▸ Exercise requirements
Output the material below in its entirety, exactly as given.

** Start of The input **

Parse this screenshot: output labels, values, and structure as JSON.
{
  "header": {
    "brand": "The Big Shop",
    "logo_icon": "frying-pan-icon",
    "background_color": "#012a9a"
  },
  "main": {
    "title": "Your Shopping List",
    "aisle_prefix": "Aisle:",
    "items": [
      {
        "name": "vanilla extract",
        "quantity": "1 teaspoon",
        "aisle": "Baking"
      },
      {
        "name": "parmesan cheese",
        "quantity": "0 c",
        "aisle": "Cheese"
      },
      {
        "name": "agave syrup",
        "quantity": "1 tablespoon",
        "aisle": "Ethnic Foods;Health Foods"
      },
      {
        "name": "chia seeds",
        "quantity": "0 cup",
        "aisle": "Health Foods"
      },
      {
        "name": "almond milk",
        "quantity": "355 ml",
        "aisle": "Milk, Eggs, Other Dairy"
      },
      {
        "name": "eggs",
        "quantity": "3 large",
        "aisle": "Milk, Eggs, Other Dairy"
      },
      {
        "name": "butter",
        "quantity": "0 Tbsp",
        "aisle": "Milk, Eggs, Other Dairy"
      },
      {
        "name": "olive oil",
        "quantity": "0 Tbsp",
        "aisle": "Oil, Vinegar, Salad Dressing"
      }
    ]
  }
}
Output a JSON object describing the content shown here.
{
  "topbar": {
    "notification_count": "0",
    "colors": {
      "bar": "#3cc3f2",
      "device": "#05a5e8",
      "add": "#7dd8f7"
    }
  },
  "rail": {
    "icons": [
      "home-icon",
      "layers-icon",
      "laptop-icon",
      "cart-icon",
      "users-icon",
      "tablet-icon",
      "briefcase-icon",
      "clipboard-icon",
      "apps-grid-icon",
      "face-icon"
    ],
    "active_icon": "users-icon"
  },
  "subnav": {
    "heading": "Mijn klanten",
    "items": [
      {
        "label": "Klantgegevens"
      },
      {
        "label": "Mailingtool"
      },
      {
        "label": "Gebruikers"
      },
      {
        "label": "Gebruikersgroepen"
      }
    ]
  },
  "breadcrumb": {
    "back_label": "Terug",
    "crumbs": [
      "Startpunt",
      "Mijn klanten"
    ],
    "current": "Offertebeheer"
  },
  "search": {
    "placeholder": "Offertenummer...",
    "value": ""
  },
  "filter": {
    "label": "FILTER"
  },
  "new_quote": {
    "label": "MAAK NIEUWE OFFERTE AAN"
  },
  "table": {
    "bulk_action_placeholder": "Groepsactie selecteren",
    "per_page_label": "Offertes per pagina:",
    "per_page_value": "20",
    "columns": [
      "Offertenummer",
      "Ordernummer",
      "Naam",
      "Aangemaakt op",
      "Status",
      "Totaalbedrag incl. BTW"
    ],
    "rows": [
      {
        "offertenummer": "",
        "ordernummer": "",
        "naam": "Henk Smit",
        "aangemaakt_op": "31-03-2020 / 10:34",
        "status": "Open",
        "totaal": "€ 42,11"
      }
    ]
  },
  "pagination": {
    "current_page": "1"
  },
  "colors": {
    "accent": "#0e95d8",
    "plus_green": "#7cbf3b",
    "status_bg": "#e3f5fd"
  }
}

** End of The input **

▸ Exercise answer
Parse this screenshot: output labels, values, and structure as JSON.
{
  "header": {
    "brand": "The Big Shop",
    "logo_icon": "frying-pan-icon",
    "background_color": "#012a9a"
  },
  "main": {
    "title": "Your Shopping List",
    "aisle_prefix": "Aisle:",
    "items": [
      {
        "name": "vanilla extract",
        "quantity": "1 teaspoon",
        "aisle": "Baking"
      },
      {
        "name": "parmesan cheese",
        "quantity": "0 c",
        "aisle": "Cheese"
      },
      {
        "name": "agave syrup",
        "quantity": "1 tablespoon",
        "aisle": "Ethnic Foods;Health Foods"
      },
      {
        "name": "chia seeds",
        "quantity": "0 cup",
        "aisle": "Health Foods"
      },
      {
        "name": "almond milk",
        "quantity": "355 ml",
        "aisle": "Milk, Eggs, Other Dairy"
      },
      {
        "name": "eggs",
        "quantity": "3 large",
        "aisle": "Milk, Eggs, Other Dairy"
      },
      {
        "name": "butter",
        "quantity": "0 Tbsp",
        "aisle": "Milk, Eggs, Other Dairy"
      },
      {
        "name": "olive oil",
        "quantity": "0 Tbsp",
        "aisle": "Oil, Vinegar, Salad Dressing"
      }
    ]
  }
}
Output a JSON object describing the content shown here.
{
  "topbar": {
    "notification_count": "0",
    "colors": {
      "bar": "#3cc3f2",
      "device": "#05a5e8",
      "add": "#7dd8f7"
    }
  },
  "rail": {
    "icons": [
      "home-icon",
      "layers-icon",
      "laptop-icon",
      "cart-icon",
      "users-icon",
      "tablet-icon",
      "briefcase-icon",
      "clipboard-icon",
      "apps-grid-icon",
      "face-icon"
    ],
    "active_icon": "users-icon"
  },
  "subnav": {
    "heading": "Mijn klanten",
    "items": [
      {
        "label": "Klantgegevens"
      },
      {
        "label": "Mailingtool"
      },
      {
        "label": "Gebruikers"
      },
      {
        "label": "Gebruikersgroepen"
      }
    ]
  },
  "breadcrumb": {
    "back_label": "Terug",
    "crumbs": [
      "Startpunt",
      "Mijn klanten"
    ],
    "current": "Offertebeheer"
  },
  "search": {
    "placeholder": "Offertenummer...",
    "value": ""
  },
  "filter": {
    "label": "FILTER"
  },
  "new_quote": {
    "label": "MAAK NIEUWE OFFERTE AAN"
  },
  "table": {
    "bulk_action_placeholder": "Groepsactie selecteren",
    "per_page_label": "Offertes per pagina:",
    "per_page_value": "20",
    "columns": [
      "Offertenummer",
      "Ordernummer",
      "Naam",
      "Aangemaakt op",
      "Status",
      "Totaalbedrag incl. BTW"
    ],
    "rows": [
      {
        "offertenummer": "",
        "ordernummer": "",
        "naam": "Henk Smit",
        "aangemaakt_op": "31-03-2020 / 10:34",
        "status": "Open",
        "totaal": "€ 42,11"
      }
    ]
  },
  "pagination": {
    "current_page": "1"
  },
  "colors": {
    "accent": "#0e95d8",
    "plus_green": "#7cbf3b",
    "status_bg": "#e3f5fd"
  }
}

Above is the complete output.